» Task input
------------------------------------------------------------------------

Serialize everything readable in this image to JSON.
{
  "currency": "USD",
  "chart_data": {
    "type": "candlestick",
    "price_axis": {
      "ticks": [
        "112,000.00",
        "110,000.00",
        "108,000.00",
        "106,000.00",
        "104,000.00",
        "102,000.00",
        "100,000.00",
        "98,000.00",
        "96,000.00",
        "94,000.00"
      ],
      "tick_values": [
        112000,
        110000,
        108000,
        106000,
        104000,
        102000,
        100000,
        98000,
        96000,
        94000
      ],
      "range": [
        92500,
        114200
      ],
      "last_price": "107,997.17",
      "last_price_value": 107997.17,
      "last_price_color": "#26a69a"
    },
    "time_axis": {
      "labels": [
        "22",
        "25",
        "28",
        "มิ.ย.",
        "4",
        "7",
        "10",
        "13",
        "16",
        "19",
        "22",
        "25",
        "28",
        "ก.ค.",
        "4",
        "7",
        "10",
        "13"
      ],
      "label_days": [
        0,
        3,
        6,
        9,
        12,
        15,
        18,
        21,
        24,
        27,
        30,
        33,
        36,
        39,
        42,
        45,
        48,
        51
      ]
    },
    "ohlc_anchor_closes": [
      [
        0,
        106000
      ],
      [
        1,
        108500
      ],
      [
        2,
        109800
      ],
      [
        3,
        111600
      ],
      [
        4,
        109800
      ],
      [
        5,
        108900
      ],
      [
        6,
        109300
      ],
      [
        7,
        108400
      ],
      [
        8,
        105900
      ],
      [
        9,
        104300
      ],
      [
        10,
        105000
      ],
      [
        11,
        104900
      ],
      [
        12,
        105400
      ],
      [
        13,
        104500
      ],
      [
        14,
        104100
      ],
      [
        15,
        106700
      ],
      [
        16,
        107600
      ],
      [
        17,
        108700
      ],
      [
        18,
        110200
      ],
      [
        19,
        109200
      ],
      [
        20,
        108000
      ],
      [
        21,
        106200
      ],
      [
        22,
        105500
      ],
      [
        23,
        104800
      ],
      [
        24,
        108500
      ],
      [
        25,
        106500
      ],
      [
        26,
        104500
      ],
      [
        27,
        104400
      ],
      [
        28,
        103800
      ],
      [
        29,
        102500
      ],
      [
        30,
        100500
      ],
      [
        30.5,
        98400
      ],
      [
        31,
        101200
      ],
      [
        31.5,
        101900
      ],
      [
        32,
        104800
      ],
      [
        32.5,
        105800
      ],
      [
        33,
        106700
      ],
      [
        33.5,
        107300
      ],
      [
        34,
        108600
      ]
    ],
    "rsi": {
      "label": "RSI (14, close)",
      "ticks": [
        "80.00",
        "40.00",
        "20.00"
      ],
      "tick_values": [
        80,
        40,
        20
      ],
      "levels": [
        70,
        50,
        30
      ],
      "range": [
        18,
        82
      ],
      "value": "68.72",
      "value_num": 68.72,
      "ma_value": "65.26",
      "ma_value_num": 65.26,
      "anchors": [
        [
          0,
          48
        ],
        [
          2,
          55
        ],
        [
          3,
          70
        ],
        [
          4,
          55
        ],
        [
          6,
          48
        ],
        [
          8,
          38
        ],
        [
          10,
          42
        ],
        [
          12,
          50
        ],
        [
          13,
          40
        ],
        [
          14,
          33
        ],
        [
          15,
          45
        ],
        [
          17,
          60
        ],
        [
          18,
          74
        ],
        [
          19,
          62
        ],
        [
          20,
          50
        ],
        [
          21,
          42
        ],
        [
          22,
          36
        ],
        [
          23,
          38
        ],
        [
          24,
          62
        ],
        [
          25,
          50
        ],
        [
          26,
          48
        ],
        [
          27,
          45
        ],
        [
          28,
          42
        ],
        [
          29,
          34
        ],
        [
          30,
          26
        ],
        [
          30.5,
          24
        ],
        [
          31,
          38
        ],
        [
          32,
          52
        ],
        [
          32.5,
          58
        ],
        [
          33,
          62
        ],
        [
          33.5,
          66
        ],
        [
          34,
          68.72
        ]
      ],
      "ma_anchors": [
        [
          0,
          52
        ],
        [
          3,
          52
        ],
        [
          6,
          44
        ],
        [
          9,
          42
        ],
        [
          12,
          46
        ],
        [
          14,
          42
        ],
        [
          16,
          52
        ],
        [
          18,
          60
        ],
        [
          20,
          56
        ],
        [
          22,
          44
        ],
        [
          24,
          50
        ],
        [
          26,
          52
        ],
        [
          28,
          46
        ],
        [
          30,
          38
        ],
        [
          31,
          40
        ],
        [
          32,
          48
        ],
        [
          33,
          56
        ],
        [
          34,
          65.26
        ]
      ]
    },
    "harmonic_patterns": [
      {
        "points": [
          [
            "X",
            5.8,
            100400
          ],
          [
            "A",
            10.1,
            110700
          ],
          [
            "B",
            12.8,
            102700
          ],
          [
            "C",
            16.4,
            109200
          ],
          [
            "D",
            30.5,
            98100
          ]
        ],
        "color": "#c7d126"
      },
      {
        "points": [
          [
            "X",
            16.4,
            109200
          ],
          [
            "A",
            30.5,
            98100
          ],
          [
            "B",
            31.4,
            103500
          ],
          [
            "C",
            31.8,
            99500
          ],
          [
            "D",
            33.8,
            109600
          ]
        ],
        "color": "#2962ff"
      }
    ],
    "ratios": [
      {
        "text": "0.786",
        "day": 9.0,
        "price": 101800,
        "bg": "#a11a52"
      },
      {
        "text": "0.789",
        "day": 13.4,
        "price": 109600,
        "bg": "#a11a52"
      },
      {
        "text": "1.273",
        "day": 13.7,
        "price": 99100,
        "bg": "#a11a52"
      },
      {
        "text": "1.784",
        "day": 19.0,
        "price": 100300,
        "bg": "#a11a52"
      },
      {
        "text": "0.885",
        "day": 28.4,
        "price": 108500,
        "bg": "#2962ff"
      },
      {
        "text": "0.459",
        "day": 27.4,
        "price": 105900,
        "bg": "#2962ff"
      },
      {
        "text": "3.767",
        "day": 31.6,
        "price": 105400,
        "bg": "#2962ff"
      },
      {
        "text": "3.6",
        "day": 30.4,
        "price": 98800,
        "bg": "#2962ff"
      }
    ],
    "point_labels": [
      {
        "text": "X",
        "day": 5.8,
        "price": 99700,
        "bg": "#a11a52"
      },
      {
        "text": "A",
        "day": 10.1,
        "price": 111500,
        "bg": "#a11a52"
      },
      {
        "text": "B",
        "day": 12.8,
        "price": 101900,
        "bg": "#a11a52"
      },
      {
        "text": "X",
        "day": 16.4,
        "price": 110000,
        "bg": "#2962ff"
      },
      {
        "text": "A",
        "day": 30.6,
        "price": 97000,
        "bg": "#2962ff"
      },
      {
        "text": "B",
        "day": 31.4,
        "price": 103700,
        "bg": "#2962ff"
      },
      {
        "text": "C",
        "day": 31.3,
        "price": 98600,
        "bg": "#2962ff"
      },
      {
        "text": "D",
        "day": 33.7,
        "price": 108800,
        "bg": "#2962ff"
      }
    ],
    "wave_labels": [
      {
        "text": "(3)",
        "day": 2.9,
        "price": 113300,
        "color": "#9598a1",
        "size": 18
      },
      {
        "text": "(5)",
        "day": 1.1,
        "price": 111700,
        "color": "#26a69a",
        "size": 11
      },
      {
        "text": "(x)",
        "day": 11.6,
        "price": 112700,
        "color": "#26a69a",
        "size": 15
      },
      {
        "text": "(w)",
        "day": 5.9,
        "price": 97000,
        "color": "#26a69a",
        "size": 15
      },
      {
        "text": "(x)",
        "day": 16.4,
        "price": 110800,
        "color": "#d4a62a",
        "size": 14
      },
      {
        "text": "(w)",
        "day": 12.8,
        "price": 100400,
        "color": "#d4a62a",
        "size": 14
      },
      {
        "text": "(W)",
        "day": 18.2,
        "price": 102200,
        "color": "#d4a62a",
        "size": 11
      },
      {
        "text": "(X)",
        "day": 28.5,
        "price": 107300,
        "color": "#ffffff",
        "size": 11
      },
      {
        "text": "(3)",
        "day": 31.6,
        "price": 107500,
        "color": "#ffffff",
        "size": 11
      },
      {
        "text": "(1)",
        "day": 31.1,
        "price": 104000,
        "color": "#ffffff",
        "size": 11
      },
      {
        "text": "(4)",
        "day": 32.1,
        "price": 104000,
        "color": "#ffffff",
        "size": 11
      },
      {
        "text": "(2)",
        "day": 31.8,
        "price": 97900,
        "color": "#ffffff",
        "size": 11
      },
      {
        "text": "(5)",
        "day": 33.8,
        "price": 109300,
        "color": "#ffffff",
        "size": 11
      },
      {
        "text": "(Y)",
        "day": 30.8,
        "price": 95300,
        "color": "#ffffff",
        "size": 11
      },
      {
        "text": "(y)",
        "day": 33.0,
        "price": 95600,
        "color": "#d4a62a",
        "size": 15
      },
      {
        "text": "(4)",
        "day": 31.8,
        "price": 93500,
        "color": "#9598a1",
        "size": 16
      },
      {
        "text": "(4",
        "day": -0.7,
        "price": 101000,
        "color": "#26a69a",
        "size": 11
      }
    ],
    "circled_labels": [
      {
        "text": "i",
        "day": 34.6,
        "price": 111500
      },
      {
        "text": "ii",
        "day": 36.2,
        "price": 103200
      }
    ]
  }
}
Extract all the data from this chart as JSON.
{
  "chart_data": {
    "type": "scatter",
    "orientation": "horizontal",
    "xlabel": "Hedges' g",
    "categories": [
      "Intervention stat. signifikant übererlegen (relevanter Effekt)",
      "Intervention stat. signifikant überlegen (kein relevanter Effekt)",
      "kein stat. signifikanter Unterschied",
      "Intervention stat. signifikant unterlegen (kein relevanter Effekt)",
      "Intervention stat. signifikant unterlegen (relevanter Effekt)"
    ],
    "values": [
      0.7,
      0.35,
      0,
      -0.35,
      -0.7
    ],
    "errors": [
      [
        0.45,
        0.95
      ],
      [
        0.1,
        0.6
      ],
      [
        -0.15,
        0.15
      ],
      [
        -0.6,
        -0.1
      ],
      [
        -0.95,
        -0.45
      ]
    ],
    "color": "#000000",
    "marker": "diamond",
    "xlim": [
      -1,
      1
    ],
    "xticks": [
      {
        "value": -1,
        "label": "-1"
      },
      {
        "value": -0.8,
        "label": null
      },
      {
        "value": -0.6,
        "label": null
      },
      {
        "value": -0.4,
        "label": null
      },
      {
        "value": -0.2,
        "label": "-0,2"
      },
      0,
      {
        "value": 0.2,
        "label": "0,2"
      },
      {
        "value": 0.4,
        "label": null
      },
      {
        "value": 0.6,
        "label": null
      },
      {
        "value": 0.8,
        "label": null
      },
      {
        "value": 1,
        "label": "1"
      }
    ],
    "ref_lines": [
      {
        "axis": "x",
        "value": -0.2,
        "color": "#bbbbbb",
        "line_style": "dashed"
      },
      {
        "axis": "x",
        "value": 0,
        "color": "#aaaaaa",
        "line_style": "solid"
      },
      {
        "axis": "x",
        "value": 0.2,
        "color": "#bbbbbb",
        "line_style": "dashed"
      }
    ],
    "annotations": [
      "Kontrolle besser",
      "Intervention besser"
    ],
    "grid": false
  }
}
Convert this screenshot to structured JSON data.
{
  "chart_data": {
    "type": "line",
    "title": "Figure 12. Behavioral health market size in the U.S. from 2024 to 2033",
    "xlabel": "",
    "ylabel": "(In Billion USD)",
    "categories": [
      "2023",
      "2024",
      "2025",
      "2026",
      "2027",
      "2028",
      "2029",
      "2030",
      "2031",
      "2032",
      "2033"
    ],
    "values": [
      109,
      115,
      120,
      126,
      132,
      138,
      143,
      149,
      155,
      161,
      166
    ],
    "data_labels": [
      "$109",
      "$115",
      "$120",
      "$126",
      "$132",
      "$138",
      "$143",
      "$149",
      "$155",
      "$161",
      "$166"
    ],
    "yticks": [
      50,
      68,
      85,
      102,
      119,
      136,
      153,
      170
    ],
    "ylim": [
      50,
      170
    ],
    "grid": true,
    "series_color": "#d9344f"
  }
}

------------------------------------------------------------------------

» Problem to work on
Count the lines of the data that include the string "besser", and give only that number.

» Solution for this task
2